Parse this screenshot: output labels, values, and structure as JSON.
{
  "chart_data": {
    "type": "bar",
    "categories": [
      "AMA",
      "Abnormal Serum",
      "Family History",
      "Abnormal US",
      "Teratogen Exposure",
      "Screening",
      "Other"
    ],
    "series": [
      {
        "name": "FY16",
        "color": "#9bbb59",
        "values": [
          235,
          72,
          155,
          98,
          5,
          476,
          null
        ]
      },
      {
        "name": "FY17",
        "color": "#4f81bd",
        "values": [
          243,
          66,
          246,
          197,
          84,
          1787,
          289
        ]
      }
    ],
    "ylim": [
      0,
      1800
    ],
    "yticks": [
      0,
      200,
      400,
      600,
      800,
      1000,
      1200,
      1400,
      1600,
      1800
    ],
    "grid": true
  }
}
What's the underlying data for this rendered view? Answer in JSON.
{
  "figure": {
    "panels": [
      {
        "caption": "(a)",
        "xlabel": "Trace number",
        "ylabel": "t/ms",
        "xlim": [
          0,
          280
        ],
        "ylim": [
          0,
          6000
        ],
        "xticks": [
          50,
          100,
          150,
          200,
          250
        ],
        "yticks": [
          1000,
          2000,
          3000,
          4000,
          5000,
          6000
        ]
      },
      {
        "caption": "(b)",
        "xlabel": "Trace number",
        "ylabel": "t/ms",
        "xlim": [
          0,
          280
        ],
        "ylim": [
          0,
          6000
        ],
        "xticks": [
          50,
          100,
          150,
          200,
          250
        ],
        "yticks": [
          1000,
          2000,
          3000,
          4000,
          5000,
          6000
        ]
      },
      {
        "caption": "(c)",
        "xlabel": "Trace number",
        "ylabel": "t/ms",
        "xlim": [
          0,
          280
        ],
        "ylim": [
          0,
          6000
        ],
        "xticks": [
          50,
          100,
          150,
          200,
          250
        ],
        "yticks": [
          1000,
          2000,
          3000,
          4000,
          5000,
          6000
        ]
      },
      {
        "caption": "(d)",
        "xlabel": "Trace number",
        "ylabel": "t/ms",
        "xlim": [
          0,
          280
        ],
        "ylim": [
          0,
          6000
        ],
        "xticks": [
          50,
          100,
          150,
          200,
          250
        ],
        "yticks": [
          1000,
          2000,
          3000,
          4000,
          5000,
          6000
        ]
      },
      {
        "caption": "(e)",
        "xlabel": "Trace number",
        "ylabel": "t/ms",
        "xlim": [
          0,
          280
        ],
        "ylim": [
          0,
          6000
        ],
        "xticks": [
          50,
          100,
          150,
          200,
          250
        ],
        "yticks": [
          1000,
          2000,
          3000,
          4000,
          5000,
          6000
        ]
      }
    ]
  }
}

****************************************

## What is being asked
Copy all the entries verbatim.

## Problem solution
Parse this screenshot: output labels, values, and structure as JSON.
{
  "chart_data": {
    "type": "bar",
    "categories": [
      "AMA",
      "Abnormal Serum",
      "Family History",
      "Abnormal US",
      "Teratogen Exposure",
      "Screening",
      "Other"
    ],
    "series": [
      {
        "name": "FY16",
        "color": "#9bbb59",
        "values": [
          235,
          72,
          155,
          98,
          5,
          476,
          null
        ]
      },
      {
        "name": "FY17",
        "color": "#4f81bd",
        "values": [
          243,
          66,
          246,
          197,
          84,
          1787,
          289
        ]
      }
    ],
    "ylim": [
      0,
      1800
    ],
    "yticks": [
      0,
      200,
      400,
      600,
      800,
      1000,
      1200,
      1400,
      1600,
      1800
    ],
    "grid": true
  }
}
What's the underlying data for this rendered view? Answer in JSON.
{
  "figure": {
    "panels": [
      {
        "caption": "(a)",
        "xlabel": "Trace number",
        "ylabel": "t/ms",
        "xlim": [
          0,
          280
        ],
        "ylim": [
          0,
          6000
        ],
        "xticks": [
          50,
          100,
          150,
          200,
          250
        ],
        "yticks": [
          1000,
          2000,
          3000,
          4000,
          5000,
          6000
        ]
      },
      {
        "caption": "(b)",
        "xlabel": "Trace number",
        "ylabel": "t/ms",
        "xlim": [
          0,
          280
        ],
        "ylim": [
          0,
          6000
        ],
        "xticks": [
          50,
          100,
          150,
          200,
          250
        ],
        "yticks": [
          1000,
          2000,
          3000,
          4000,
          5000,
          6000
        ]
      },
      {
        "caption": "(c)",
        "xlabel": "Trace number",
        "ylabel": "t/ms",
        "xlim": [
          0,
          280
        ],
        "ylim": [
          0,
          6000
        ],
        "xticks": [
          50,
          100,
          150,
          200,
          250
        ],
        "yticks": [
          1000,
          2000,
          3000,
          4000,
          5000,
          6000
        ]
      },
      {
        "caption": "(d)",
        "xlabel": "Trace number",
        "ylabel": "t/ms",
        "xlim": [
          0,
          280
        ],
        "ylim": [
          0,
          6000
        ],
        "xticks": [
          50,
          100,
          150,
          200,
          250
        ],
        "yticks": [
          1000,
          2000,
          3000,
          4000,
          5000,
          6000
        ]
      },
      {
        "caption": "(e)",
        "xlabel": "Trace number",
        "ylabel": "t/ms",
        "xlim": [
          0,
          280
        ],
        "ylim": [
          0,
          6000
        ],
        "xticks": [
          50,
          100,
          150,
          200,
          250
        ],
        "yticks": [
          1000,
          2000,
          3000,
          4000,
          5000,
          6000
        ]
      }
    ]
  }
}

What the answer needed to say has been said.